_Job_
Change "table-row" to "schedule-row" in the entries starting at the line containing "- filter-label: Filter: [1078, 237, 1125, 259]" and ending at the line containing "- user-name: Adote, Joana", keeping everything else the same. Give back only those lines.

-- Start of Input for this task --

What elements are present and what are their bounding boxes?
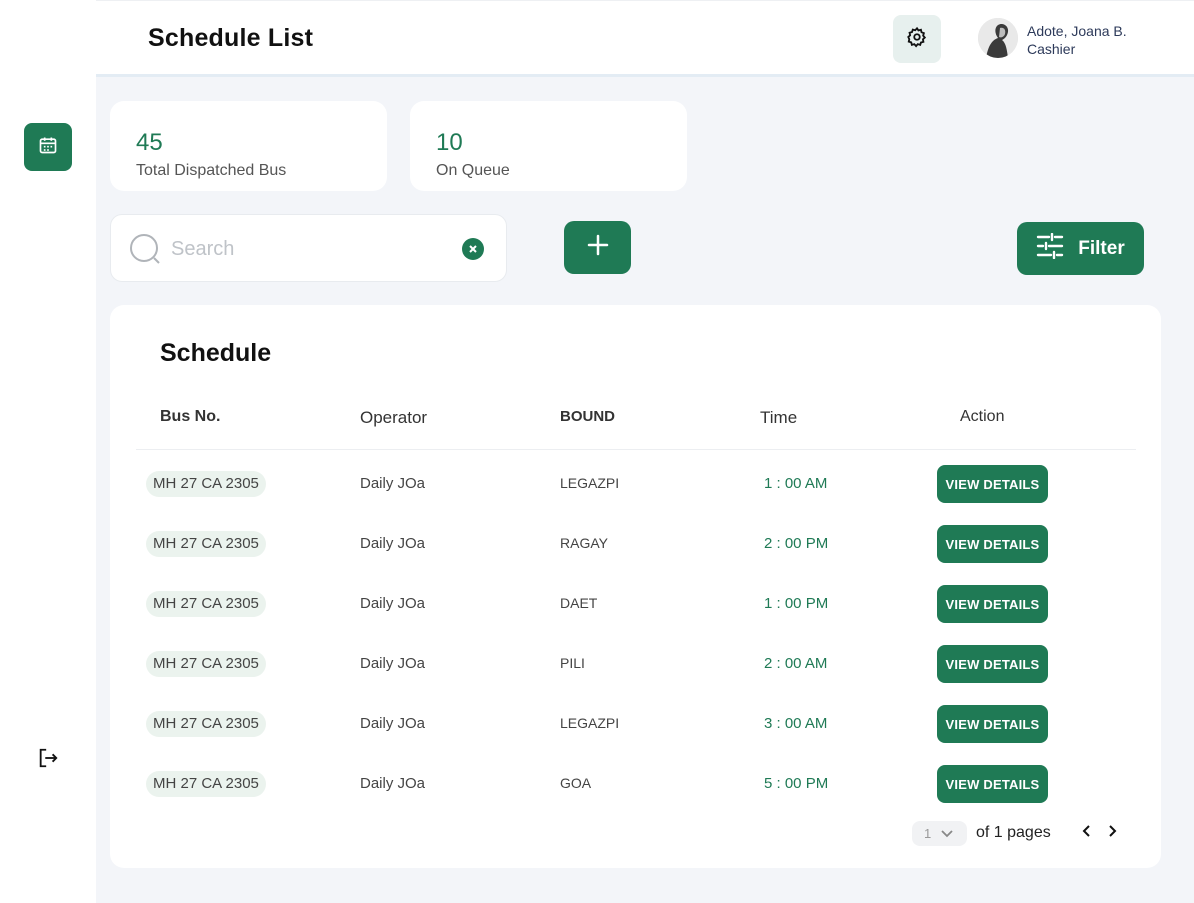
- filter-label: Filter: [1078, 237, 1125, 259]
- close-icon[interactable]: [462, 238, 484, 260]
- search-icon: [129, 233, 161, 265]
- bound-cell: DAET: [560, 595, 598, 611]
- table-row: MH 27 CA 2305 Daily JOa PILI 2 : 00 AM V…: [110, 637, 1161, 697]
- column-header-bound: BOUND: [560, 408, 615, 425]
- page-select-value: 1: [924, 826, 932, 841]
- view-details-button[interactable]: VIEW DETAILS: [937, 585, 1048, 623]
- operator-cell: Daily JOa: [360, 475, 426, 492]
- table-row: MH 27 CA 2305 Daily JOa LEGAZPI 1 : 00 A…: [110, 457, 1161, 517]
- table-title: Schedule: [160, 339, 272, 367]
- stat-value: 10: [436, 129, 463, 156]
- view-details-button[interactable]: VIEW DETAILS: [937, 645, 1048, 683]
- filter-button[interactable]: Filter: [1017, 222, 1144, 275]
- next-page-button[interactable]: [1104, 823, 1120, 843]
- bound-cell: LEGAZPI: [560, 715, 620, 731]
- header-divider: [136, 449, 1136, 450]
- table-row: MH 27 CA 2305 Daily JOa DAET 1 : 00 PM V…: [110, 577, 1161, 637]
- add-schedule-button[interactable]: [564, 221, 631, 274]
- calendar-icon: [38, 135, 58, 160]
- chevron-left-icon: [1082, 824, 1091, 843]
- avatar[interactable]: [978, 18, 1018, 58]
- stat-card-dispatched: 45 Total Dispatched Bus: [110, 101, 387, 191]
- chevron-right-icon: [1108, 824, 1117, 843]
- bound-cell: PILI: [560, 655, 585, 671]
- gear-icon: [906, 26, 928, 53]
- bound-cell: LEGAZPI: [560, 475, 620, 491]
- bus-number-chip: MH 27 CA 2305: [146, 771, 266, 797]
- settings-button[interactable]: [893, 15, 941, 63]
- chevron-down-icon: [941, 826, 953, 841]
- plus-icon: [587, 234, 609, 261]
- user-name: Adote, Joana B.: [1027, 23, 1127, 39]
- view-details-button[interactable]: VIEW DETAILS: [937, 705, 1048, 743]
- user-role: Cashier: [1027, 41, 1076, 57]
- page-select[interactable]: 1: [912, 821, 967, 846]
- operator-cell: Daily JOa: [360, 715, 426, 732]
- logout-icon: [37, 747, 59, 774]
- bus-number-chip: MH 27 CA 2305: [146, 471, 266, 497]
- logout-button[interactable]: [36, 748, 60, 772]
- table-row: MH 27 CA 2305 Daily JOa LEGAZPI 3 : 00 A…: [110, 697, 1161, 757]
- time-cell: 3 : 00 AM: [764, 715, 828, 732]
- operator-cell: Daily JOa: [360, 655, 426, 672]
- time-cell: 1 : 00 PM: [764, 595, 829, 612]
- bus-number-chip: MH 27 CA 2305: [146, 651, 266, 677]
- table-row: MH 27 CA 2305 Daily JOa GOA 5 : 00 PM VI…: [110, 757, 1161, 817]
- time-cell: 1 : 00 AM: [764, 475, 828, 492]
- view-details-button[interactable]: VIEW DETAILS: [937, 525, 1048, 563]
- operator-cell: Daily JOa: [360, 595, 426, 612]
- column-header-operator: Operator: [360, 408, 428, 427]
- bound-cell: GOA: [560, 775, 592, 791]
- bus-number-chip: MH 27 CA 2305: [146, 531, 266, 557]
- time-cell: 2 : 00 AM: [764, 655, 828, 672]
- operator-cell: Daily JOa: [360, 775, 426, 792]
- column-header-time: Time: [760, 408, 798, 427]
- page-title: Schedule List: [148, 24, 314, 52]
- search-box: [110, 214, 507, 282]
- sidebar-item-schedule[interactable]: [24, 123, 72, 171]
- operator-cell: Daily JOa: [360, 535, 426, 552]
- sliders-icon: [1036, 232, 1064, 265]
- table-row: MH 27 CA 2305 Daily JOa RAGAY 2 : 00 PM …: [110, 517, 1161, 577]
- time-cell: 5 : 00 PM: [764, 775, 829, 792]
- prev-page-button[interactable]: [1078, 823, 1094, 843]
- stat-card-queue: 10 On Queue: [410, 101, 687, 191]
- stat-label: On Queue: [436, 162, 510, 179]
- bus-number-chip: MH 27 CA 2305: [146, 591, 266, 617]
- search-input[interactable]: [171, 233, 451, 265]
- view-details-button[interactable]: VIEW DETAILS: [937, 465, 1048, 503]
- bound-cell: RAGAY: [560, 535, 608, 551]
- bus-number-chip: MH 27 CA 2305: [146, 711, 266, 737]
- time-cell: 2 : 00 PM: [764, 535, 829, 552]
- stat-label: Total Dispatched Bus: [136, 162, 287, 179]
- page-count-text: of 1 pages: [976, 824, 1051, 841]
- column-header-action: Action: [960, 408, 1005, 425]
- column-header-bus: Bus No.: [160, 408, 221, 425]
- stat-value: 45: [136, 129, 163, 156]
- schedule-table-card: Schedule Bus No. Operator BOUND Time Act…: [110, 305, 1161, 868]
- view-details-button[interactable]: VIEW DETAILS: [937, 765, 1048, 803]
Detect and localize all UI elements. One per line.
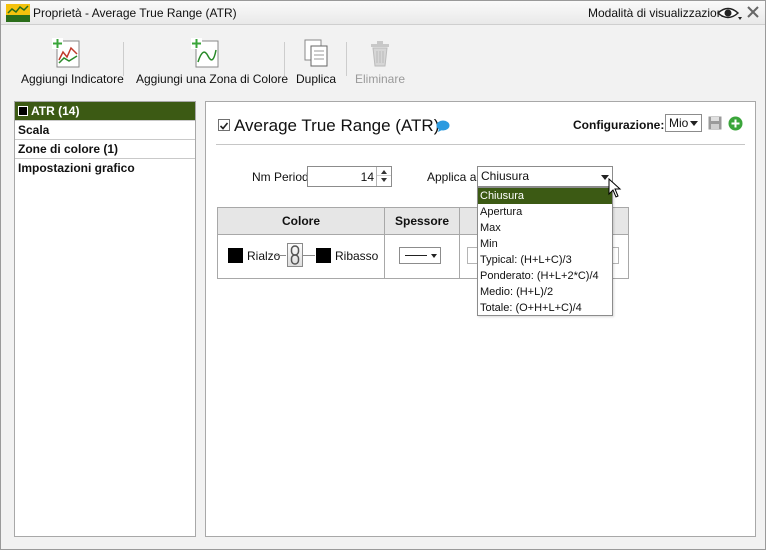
sidebar-item-label: ATR (14)	[31, 104, 80, 118]
sidebar-item-chart-settings[interactable]: Impostazioni grafico	[15, 159, 195, 178]
toolbar-separator	[284, 42, 285, 76]
dropdown-option[interactable]: Totale: (O+H+L+C)/4	[478, 300, 612, 316]
add-indicator-icon	[52, 38, 80, 68]
eye-icon[interactable]	[717, 4, 743, 22]
dropdown-option[interactable]: Apertura	[478, 204, 612, 220]
chevron-down-icon	[690, 121, 698, 126]
apply-to-dropdown-list: Chiusura Apertura Max Min Typical: (H+L+…	[477, 187, 613, 316]
dropdown-option[interactable]: Max	[478, 220, 612, 236]
save-icon[interactable]	[708, 116, 722, 130]
dropdown-option[interactable]: Ponderato: (H+L+2*C)/4	[478, 268, 612, 284]
add-color-zone-label: Aggiungi una Zona di Colore	[136, 72, 289, 86]
column-divider	[384, 208, 385, 278]
info-bubble-icon[interactable]	[436, 120, 450, 132]
panel-title: Average True Range (ATR)	[234, 116, 440, 135]
rise-label: Rialzo	[247, 249, 281, 263]
delete-button[interactable]: Eliminare	[355, 38, 405, 90]
stepper-buttons	[376, 167, 391, 186]
fall-color-swatch[interactable]	[316, 248, 331, 263]
sidebar: ATR (14) Scala Zone di colore (1) Impost…	[14, 101, 196, 537]
config-value: Mio	[669, 116, 689, 130]
mouse-cursor-icon	[608, 178, 622, 198]
line-thickness-select[interactable]	[399, 247, 441, 264]
demo-logo-icon	[6, 4, 30, 22]
duplicate-icon	[304, 39, 328, 67]
add-indicator-button[interactable]: Aggiungi Indicatore	[21, 38, 124, 90]
add-color-zone-button[interactable]: Aggiungi una Zona di Colore	[136, 38, 289, 90]
display-mode-label[interactable]: Modalità di visualizzazione	[588, 6, 730, 20]
dropdown-option[interactable]: Chiusura	[478, 188, 612, 204]
check-icon	[219, 122, 229, 130]
close-icon[interactable]	[746, 5, 760, 19]
toolbar-separator	[346, 42, 347, 76]
column-divider	[459, 208, 460, 278]
dropdown-option[interactable]: Medio: (H+L)/2	[478, 284, 612, 300]
properties-window: Proprietà - Average True Range (ATR) Mod…	[0, 0, 766, 550]
duplicate-label: Duplica	[295, 72, 337, 86]
sidebar-item-atr[interactable]: ATR (14)	[15, 102, 195, 121]
config-select[interactable]: Mio	[665, 114, 702, 132]
properties-panel: Average True Range (ATR) Configurazione:…	[205, 101, 756, 537]
hidden-select-edge	[613, 247, 619, 264]
delete-label: Eliminare	[355, 72, 406, 86]
sidebar-item-label: Scala	[18, 123, 50, 137]
dropdown-option[interactable]: Typical: (H+L+C)/3	[478, 252, 612, 268]
toolbar-separator	[123, 42, 124, 76]
add-icon[interactable]	[728, 116, 743, 131]
link-colors-button[interactable]	[287, 243, 303, 267]
sidebar-item-label: Zone di colore (1)	[18, 142, 119, 156]
add-color-zone-icon	[191, 38, 219, 68]
link-connector	[276, 255, 286, 256]
window-title: Proprietà - Average True Range (ATR)	[33, 6, 237, 20]
divider	[216, 144, 745, 145]
apply-to-value: Chiusura	[481, 169, 530, 183]
rise-color-swatch[interactable]	[228, 248, 243, 263]
config-label: Configurazione:	[573, 118, 665, 132]
dropdown-option[interactable]: Min	[478, 236, 612, 252]
link-connector	[303, 255, 315, 256]
apply-to-label: Applica a	[427, 170, 477, 184]
sidebar-item-color-zones[interactable]: Zone di colore (1)	[15, 140, 195, 159]
periods-label: Nm Periodi	[252, 170, 312, 184]
fall-label: Ribasso	[335, 249, 379, 263]
stepper-down-icon[interactable]	[377, 176, 391, 185]
color-swatch	[18, 106, 28, 116]
sidebar-item-label: Impostazioni grafico	[18, 161, 135, 175]
column-header-color: Colore	[218, 208, 384, 235]
toolbar: Aggiungi Indicatore Aggiungi una Zona di…	[1, 26, 765, 94]
apply-to-select[interactable]: Chiusura	[477, 166, 613, 187]
column-header-thickness: Spessore	[385, 208, 459, 235]
enable-checkbox[interactable]	[218, 119, 230, 131]
stepper-up-icon[interactable]	[377, 167, 391, 176]
title-bar: Proprietà - Average True Range (ATR) Mod…	[1, 1, 765, 25]
trash-icon	[371, 41, 389, 67]
hidden-select-edge	[467, 247, 477, 264]
line-sample	[405, 255, 427, 256]
chain-link-icon	[290, 245, 300, 265]
duplicate-button[interactable]: Duplica	[294, 38, 338, 90]
add-indicator-label: Aggiungi Indicatore	[21, 72, 124, 86]
chevron-down-icon	[431, 254, 437, 258]
periods-value: 14	[360, 170, 374, 184]
periods-stepper[interactable]: 14	[307, 166, 392, 187]
sidebar-item-scale[interactable]: Scala	[15, 121, 195, 140]
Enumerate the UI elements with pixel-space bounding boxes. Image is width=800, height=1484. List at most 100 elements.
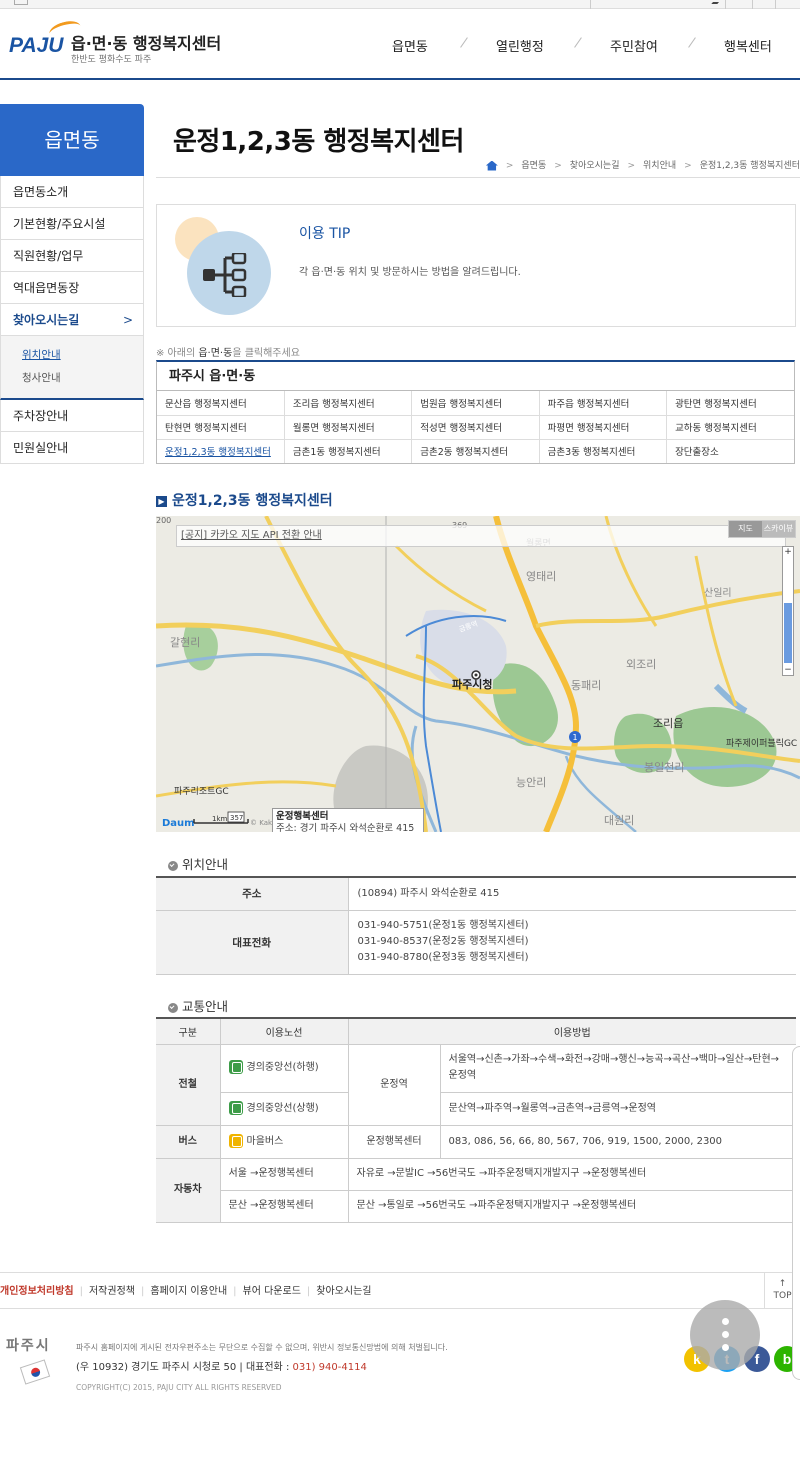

-- End of Input for this task --

_Result_
- filter-label: Filter: [1078, 237, 1125, 259]
- close-icon[interactable]: [462, 238, 484, 260]
- search-icon: [129, 233, 161, 265]
- bound-cell: DAET: [560, 595, 598, 611]
- schedule-row: MH 27 CA 2305 Daily JOa PILI 2 : 00 AM V…: [110, 637, 1161, 697]
- column-header-bound: BOUND: [560, 408, 615, 425]
- page-select-value: 1: [924, 826, 932, 841]
- view-details-button[interactable]: VIEW DETAILS: [937, 585, 1048, 623]
- operator-cell: Daily JOa: [360, 475, 426, 492]
- schedule-row: MH 27 CA 2305 Daily JOa LEGAZPI 1 : 00 A…: [110, 457, 1161, 517]
- table-title: Schedule: [160, 339, 272, 367]
- stat-value: 10: [436, 129, 463, 156]
- view-details-button[interactable]: VIEW DETAILS: [937, 645, 1048, 683]
- filter-button[interactable]: Filter: [1017, 222, 1144, 275]
- next-page-button[interactable]: [1104, 823, 1120, 843]
- bound-cell: LEGAZPI: [560, 715, 620, 731]
- header-divider: [136, 449, 1136, 450]
- schedule-row: MH 27 CA 2305 Daily JOa DAET 1 : 00 PM V…: [110, 577, 1161, 637]
- add-schedule-button[interactable]: [564, 221, 631, 274]
- calendar-icon: [38, 135, 58, 160]
- chevron-left-icon: [1082, 824, 1091, 843]
- avatar[interactable]: [978, 18, 1018, 58]
- stat-card-dispatched: 45 Total Dispatched Bus: [110, 101, 387, 191]
- chevron-right-icon: [1108, 824, 1117, 843]
- bound-cell: PILI: [560, 655, 585, 671]
- gear-icon: [906, 26, 928, 53]
- bound-cell: LEGAZPI: [560, 475, 620, 491]
- bus-number-chip: MH 27 CA 2305: [146, 771, 266, 797]
- settings-button[interactable]: [893, 15, 941, 63]
- chevron-down-icon: [941, 826, 953, 841]
- plus-icon: [587, 234, 609, 261]
- user-name: Adote, Joana B.: [1027, 23, 1127, 39]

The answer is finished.